> **Set task**:
Return each line holding the string "edad".

## Start Task inputs

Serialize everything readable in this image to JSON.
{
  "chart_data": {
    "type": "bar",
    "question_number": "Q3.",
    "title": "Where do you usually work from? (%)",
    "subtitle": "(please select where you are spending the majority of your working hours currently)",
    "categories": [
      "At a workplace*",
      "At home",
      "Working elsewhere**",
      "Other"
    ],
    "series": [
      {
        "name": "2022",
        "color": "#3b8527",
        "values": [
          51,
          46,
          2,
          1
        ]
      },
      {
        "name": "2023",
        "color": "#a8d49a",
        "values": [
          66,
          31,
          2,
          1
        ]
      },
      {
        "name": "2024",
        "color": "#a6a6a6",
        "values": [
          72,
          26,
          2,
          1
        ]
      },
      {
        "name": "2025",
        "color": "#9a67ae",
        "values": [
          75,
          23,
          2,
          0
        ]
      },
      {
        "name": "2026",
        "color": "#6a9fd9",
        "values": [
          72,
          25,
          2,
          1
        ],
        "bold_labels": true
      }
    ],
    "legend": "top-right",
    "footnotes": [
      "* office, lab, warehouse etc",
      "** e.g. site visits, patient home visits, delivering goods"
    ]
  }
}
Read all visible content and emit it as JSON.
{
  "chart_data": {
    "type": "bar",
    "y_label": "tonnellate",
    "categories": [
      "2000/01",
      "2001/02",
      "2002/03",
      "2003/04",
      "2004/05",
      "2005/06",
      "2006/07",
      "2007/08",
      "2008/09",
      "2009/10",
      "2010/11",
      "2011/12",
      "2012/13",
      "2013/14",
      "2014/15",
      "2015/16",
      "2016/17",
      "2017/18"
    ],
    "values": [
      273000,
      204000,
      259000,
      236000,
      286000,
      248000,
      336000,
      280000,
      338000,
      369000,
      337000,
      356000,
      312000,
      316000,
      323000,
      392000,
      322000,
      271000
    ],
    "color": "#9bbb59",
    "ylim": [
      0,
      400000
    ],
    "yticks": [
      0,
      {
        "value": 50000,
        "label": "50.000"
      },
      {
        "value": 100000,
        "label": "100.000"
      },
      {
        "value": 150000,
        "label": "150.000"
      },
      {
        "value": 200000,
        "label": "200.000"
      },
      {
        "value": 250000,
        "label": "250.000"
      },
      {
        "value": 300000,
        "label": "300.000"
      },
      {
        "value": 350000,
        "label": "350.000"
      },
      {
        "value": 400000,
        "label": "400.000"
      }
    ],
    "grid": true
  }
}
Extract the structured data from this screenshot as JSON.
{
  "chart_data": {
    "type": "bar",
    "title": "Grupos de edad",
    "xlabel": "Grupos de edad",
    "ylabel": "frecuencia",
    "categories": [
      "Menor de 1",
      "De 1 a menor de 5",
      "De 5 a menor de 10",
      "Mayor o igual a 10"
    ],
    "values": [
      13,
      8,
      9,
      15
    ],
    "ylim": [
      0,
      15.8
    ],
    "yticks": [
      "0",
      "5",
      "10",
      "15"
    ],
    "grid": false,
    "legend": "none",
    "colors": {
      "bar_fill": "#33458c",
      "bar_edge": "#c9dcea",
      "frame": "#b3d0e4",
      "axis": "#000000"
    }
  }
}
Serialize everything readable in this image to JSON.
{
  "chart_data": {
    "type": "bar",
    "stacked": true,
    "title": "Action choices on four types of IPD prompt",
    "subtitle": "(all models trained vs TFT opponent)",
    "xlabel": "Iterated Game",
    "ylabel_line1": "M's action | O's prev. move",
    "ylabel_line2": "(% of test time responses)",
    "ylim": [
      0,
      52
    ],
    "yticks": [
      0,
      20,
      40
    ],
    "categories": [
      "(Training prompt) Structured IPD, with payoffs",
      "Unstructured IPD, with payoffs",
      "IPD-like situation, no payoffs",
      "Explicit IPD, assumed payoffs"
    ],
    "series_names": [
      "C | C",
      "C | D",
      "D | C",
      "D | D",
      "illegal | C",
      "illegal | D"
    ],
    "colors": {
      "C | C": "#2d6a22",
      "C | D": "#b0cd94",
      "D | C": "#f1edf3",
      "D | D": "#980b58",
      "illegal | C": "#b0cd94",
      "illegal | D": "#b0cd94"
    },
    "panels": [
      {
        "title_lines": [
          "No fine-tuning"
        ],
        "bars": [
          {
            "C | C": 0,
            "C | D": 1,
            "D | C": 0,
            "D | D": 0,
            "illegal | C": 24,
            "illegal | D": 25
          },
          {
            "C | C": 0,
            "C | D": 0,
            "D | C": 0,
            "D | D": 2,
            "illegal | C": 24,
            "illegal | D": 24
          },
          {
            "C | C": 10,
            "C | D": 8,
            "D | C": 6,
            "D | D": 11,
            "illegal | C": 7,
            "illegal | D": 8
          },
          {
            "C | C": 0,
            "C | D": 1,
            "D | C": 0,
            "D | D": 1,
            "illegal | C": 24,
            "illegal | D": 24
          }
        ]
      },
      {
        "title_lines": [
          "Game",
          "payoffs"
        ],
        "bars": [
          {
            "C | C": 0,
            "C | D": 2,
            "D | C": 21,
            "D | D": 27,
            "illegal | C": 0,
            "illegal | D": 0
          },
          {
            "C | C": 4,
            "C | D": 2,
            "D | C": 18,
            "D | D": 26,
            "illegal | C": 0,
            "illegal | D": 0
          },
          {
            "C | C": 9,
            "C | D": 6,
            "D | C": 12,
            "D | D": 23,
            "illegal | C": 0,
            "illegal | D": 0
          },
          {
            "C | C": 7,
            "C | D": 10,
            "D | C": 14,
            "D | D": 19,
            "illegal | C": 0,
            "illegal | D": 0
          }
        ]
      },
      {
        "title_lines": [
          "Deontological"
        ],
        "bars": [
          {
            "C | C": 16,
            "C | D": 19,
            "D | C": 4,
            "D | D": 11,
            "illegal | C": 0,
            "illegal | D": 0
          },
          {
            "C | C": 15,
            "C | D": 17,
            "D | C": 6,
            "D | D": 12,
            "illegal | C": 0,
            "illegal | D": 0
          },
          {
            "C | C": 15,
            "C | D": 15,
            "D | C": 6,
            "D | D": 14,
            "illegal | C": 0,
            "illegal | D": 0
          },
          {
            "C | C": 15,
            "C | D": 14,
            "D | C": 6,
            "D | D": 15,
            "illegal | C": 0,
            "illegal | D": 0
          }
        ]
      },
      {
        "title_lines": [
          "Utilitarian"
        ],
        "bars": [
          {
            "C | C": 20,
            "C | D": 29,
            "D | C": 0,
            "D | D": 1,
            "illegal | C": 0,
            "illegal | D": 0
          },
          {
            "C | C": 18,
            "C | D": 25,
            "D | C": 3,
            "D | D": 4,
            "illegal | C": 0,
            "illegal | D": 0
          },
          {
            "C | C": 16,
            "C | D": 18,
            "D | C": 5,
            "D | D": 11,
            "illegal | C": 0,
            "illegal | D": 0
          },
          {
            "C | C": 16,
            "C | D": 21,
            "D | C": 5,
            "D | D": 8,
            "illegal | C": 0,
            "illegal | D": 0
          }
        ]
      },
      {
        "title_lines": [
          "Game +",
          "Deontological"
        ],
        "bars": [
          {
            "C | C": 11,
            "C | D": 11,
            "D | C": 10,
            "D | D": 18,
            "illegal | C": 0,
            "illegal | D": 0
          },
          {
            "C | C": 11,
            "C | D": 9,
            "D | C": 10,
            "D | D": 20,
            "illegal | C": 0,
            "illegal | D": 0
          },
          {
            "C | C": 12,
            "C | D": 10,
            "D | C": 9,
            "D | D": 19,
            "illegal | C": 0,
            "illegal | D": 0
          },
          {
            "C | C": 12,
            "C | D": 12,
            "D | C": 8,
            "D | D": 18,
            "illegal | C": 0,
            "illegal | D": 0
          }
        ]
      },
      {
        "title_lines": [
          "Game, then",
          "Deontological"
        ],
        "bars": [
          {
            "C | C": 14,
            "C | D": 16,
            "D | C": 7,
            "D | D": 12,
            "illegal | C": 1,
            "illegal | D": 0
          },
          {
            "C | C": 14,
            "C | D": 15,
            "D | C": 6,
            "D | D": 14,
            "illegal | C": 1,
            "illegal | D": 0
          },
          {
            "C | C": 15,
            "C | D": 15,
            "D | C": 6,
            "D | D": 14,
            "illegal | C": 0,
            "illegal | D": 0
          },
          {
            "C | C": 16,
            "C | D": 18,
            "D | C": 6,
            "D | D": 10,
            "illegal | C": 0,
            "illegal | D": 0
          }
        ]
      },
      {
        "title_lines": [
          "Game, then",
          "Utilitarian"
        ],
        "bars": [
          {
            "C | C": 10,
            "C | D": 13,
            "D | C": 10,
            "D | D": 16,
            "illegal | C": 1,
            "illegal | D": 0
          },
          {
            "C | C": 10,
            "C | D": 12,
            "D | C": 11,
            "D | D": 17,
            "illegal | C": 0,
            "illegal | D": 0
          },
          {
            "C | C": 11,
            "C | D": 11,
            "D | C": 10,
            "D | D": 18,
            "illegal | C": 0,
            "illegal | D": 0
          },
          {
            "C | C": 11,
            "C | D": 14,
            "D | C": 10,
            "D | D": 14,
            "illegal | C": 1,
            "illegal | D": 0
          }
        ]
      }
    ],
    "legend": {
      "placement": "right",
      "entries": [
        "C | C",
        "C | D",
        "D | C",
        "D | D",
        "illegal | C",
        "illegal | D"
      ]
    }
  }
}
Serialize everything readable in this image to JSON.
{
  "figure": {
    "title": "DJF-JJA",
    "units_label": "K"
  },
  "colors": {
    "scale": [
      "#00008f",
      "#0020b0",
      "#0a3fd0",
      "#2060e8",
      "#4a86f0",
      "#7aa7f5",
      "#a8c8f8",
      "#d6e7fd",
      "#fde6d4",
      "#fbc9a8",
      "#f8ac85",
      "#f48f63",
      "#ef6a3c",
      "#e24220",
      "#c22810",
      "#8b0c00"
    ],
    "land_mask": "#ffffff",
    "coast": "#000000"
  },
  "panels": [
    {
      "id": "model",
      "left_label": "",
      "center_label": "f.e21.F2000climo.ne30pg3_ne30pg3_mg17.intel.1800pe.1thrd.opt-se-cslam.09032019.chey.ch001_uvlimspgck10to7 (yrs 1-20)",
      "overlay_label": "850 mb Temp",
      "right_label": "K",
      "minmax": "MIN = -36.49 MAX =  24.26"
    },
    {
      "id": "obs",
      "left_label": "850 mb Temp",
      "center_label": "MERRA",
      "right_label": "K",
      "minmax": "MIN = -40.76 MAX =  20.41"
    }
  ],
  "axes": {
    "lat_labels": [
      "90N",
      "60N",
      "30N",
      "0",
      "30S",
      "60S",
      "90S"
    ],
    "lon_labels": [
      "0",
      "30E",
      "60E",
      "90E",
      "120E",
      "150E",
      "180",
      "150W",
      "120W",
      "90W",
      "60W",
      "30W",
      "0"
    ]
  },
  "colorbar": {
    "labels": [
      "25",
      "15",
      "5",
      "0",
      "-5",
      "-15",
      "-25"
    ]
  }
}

## End Task inputs

> **Complete output**:
    "title": "Grupos de edad",
    "xlabel": "Grupos de edad",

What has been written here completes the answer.